(Recorded data)
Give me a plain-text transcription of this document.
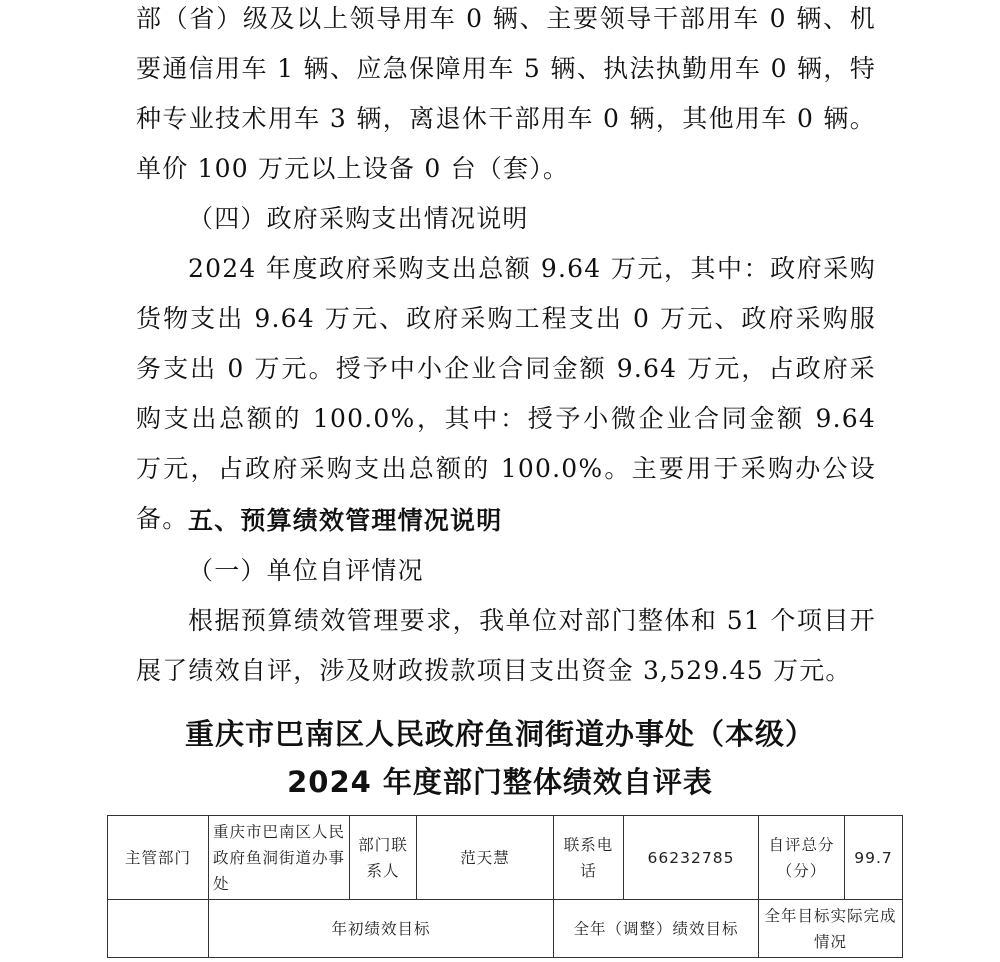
部（省）级及以上领导用车 0 辆、主要领导干部用车 0 辆、机要通信用车 1 辆、应急保障用车 5 辆、执法执勤用车 0 辆，特种专业技术用车 3 辆，离退休干部用车 0 辆，其他用车 0 辆。单价 100 万元以上设备 0 台（套）。

（四）政府采购支出情况说明

2024 年度政府采购支出总额 9.64 万元，其中：政府采购货物支出 9.64 万元、政府采购工程支出 0 万元、政府采购服务支出 0 万元。授予中小企业合同金额 9.64 万元，占政府采购支出总额的 100.0%，其中：授予小微企业合同金额 9.64 万元，占政府采购支出总额的 100.0%。主要用于采购办公设备。 五、预算绩效管理情况说明
（一）单位自评情况

根据预算绩效管理要求，我单位对部门整体和 51 个项目开展了绩效自评，涉及财政拨款项目支出资金 3,529.45 万元。

重庆市巴南区人民政府鱼洞街道办事处（本级）
2024 年度部门整体绩效自评表
主管部门	重庆市巴南区人民政府鱼洞街道办事处	部门联系人	范天慧	联系电话	66232785	自评总分（分）	99.7
	年初绩效目标			全年（调整）绩效目标		全年目标实际完成情况	
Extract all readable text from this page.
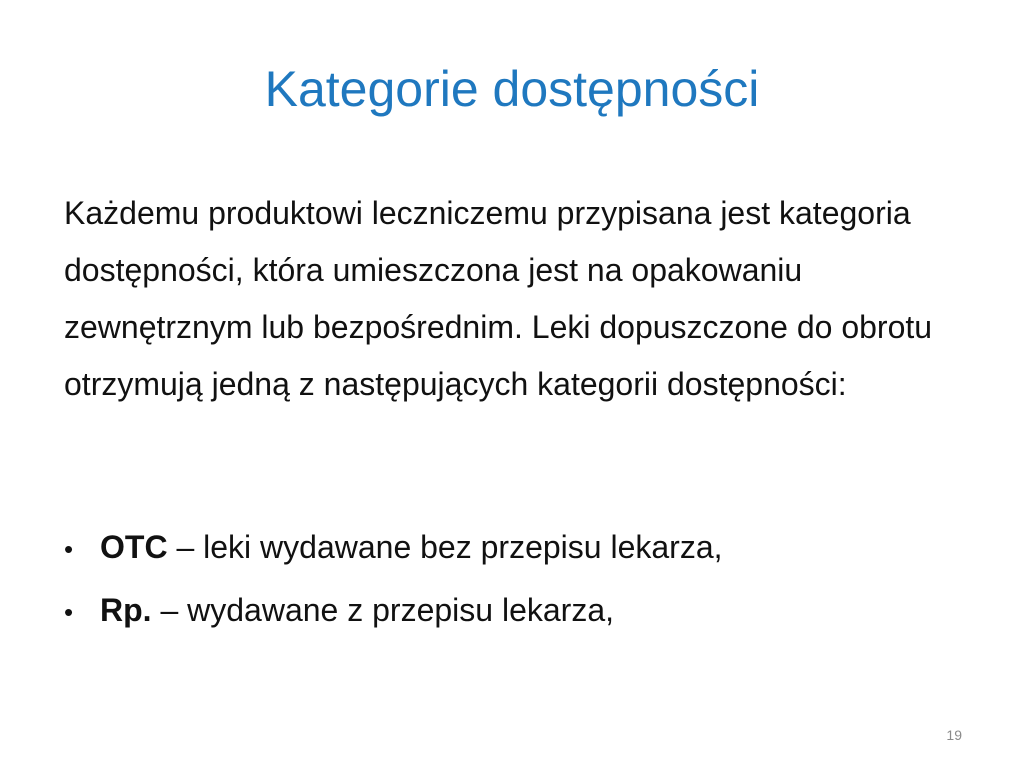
Kategorie dostępności

Każdemu produktowi leczniczemu przypisana jest kategoria dostępności, która umieszczona jest na opakowaniu zewnętrznym lub bezpośrednim. Leki dopuszczone do obrotu otrzymują jedną z następujących kategorii dostępności:

• OTC – leki wydawane bez przepisu lekarza,
• Rp. – wydawane z przepisu lekarza,
19
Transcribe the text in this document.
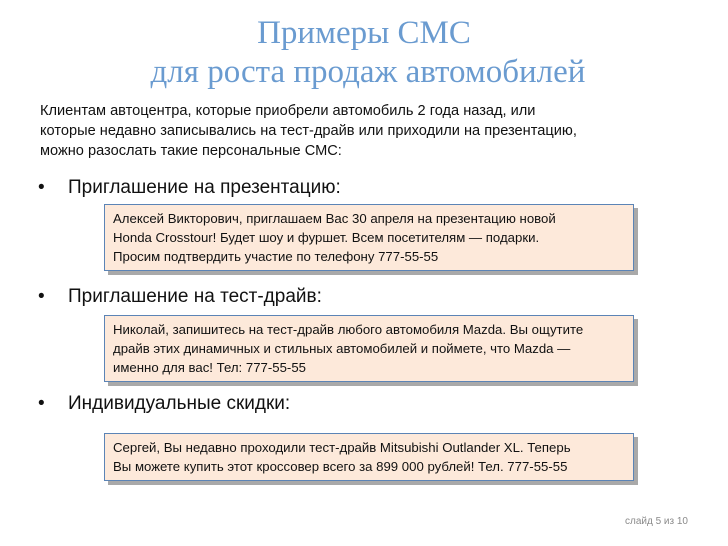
Примеры СМС
для роста продаж автомобилей
Клиентам автоцентра, которые приобрели автомобиль 2 года назад, или
которые недавно записывались на тест-драйв или приходили на презентацию,
можно разослать такие персональные СМС:
• Приглашение на презентацию:
Алексей Викторович, приглашаем Вас 30 апреля на презентацию новой
Honda Crosstour! Будет шоу и фуршет. Всем посетителям — подарки.
Просим подтвердить участие по телефону 777-55-55
• Приглашение на тест-драйв:
Николай, запишитесь на тест-драйв любого автомобиля Mazda. Вы ощутите
драйв этих динамичных и стильных автомобилей и поймете, что Mazda —
именно для вас! Тел: 777-55-55
• Индивидуальные скидки:
Сергей, Вы недавно проходили тест-драйв Mitsubishi Outlander XL. Теперь
Вы можете купить этот кроссовер всего за 899 000 рублей! Тел. 777-55-55
слайд 5 из 10
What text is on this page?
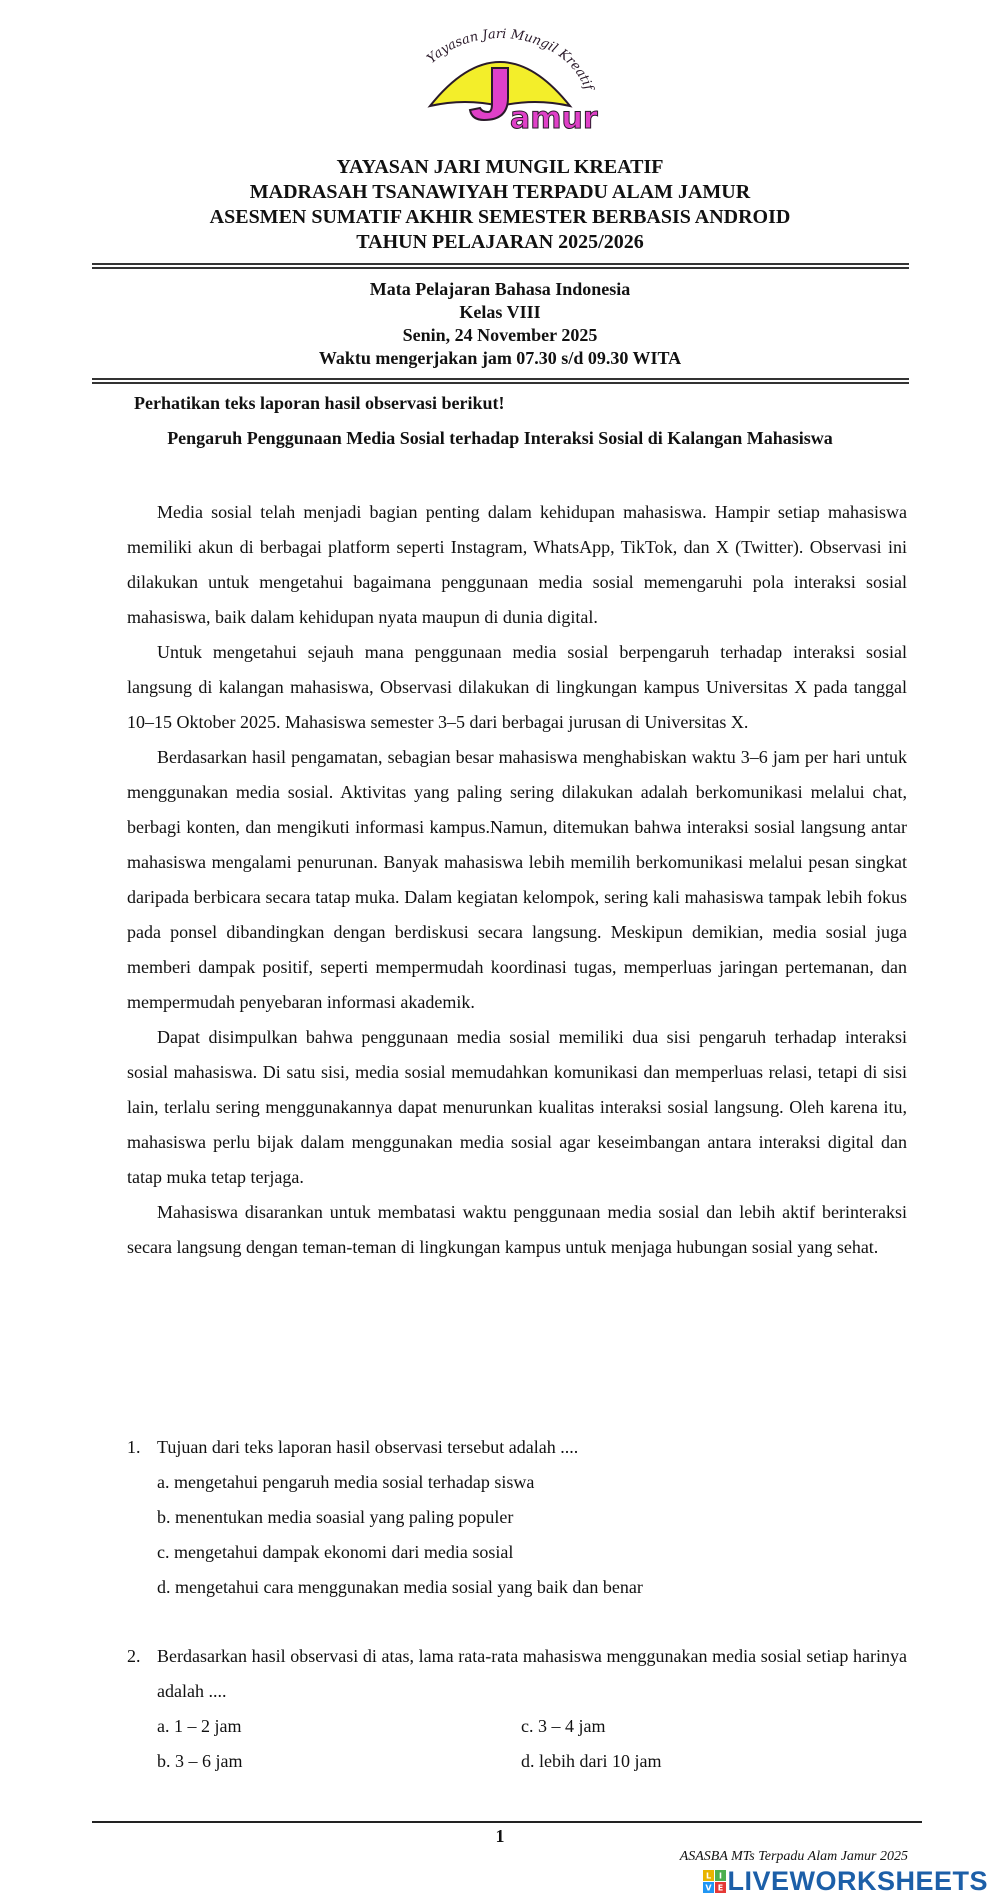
Yayasan Jari Mungil Kreatif
amur
YAYASAN JARI MUNGIL KREATIF
MADRASAH TSANAWIYAH TERPADU ALAM JAMUR
ASESMEN SUMATIF AKHIR SEMESTER BERBASIS ANDROID
TAHUN PELAJARAN 2025/2026
Mata Pelajaran Bahasa Indonesia
Kelas VIII
Senin, 24 November 2025
Waktu mengerjakan jam 07.30 s/d 09.30 WITA
Perhatikan teks laporan hasil observasi berikut!
Pengaruh Penggunaan Media Sosial terhadap Interaksi Sosial di Kalangan Mahasiswa

Media sosial telah menjadi bagian penting dalam kehidupan mahasiswa. Hampir setiap mahasiswa memiliki akun di berbagai platform seperti Instagram, WhatsApp, TikTok, dan X (Twitter). Observasi ini dilakukan untuk mengetahui bagaimana penggunaan media sosial memengaruhi pola interaksi sosial mahasiswa, baik dalam kehidupan nyata maupun di dunia digital.

Untuk mengetahui sejauh mana penggunaan media sosial berpengaruh terhadap interaksi sosial langsung di kalangan mahasiswa, Observasi dilakukan di lingkungan kampus Universitas X pada tanggal 10–15 Oktober 2025. Mahasiswa semester 3–5 dari berbagai jurusan di Universitas X.

Berdasarkan hasil pengamatan, sebagian besar mahasiswa menghabiskan waktu 3–6 jam per hari untuk menggunakan media sosial. Aktivitas yang paling sering dilakukan adalah berkomunikasi melalui chat, berbagi konten, dan mengikuti informasi kampus.Namun, ditemukan bahwa interaksi sosial langsung antar mahasiswa mengalami penurunan. Banyak mahasiswa lebih memilih berkomunikasi melalui pesan singkat daripada berbicara secara tatap muka. Dalam kegiatan kelompok, sering kali mahasiswa tampak lebih fokus pada ponsel dibandingkan dengan berdiskusi secara langsung. Meskipun demikian, media sosial juga memberi dampak positif, seperti mempermudah koordinasi tugas, memperluas jaringan pertemanan, dan mempermudah penyebaran informasi akademik.

Dapat disimpulkan bahwa penggunaan media sosial memiliki dua sisi pengaruh terhadap interaksi sosial mahasiswa. Di satu sisi, media sosial memudahkan komunikasi dan memperluas relasi, tetapi di sisi lain, terlalu sering menggunakannya dapat menurunkan kualitas interaksi sosial langsung. Oleh karena itu, mahasiswa perlu bijak dalam menggunakan media sosial agar keseimbangan antara interaksi digital dan tatap muka tetap terjaga.

Mahasiswa disarankan untuk membatasi waktu penggunaan media sosial dan lebih aktif berinteraksi secara langsung dengan teman-teman di lingkungan kampus untuk menjaga hubungan sosial yang sehat.

1. Tujuan dari teks laporan hasil observasi tersebut adalah ....
a. mengetahui pengaruh media sosial terhadap siswa
b. menentukan media soasial yang paling populer
c. mengetahui dampak ekonomi dari media sosial
d. mengetahui cara menggunakan media sosial yang baik dan benar
2. Berdasarkan hasil observasi di atas, lama rata-rata mahasiswa menggunakan media sosial setiap harinya adalah ....
a. 1 – 2 jam	c. 3 – 4 jam
b. 3 – 6 jam	d. lebih dari 10 jam
1
ASASBA MTs Terpadu Alam Jamur 2025
L I
V E LIVEWORKSHEETS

### Task to complete
Count every line above that holds the string "dostępności" and give the total, nothing more.

### Solution below
2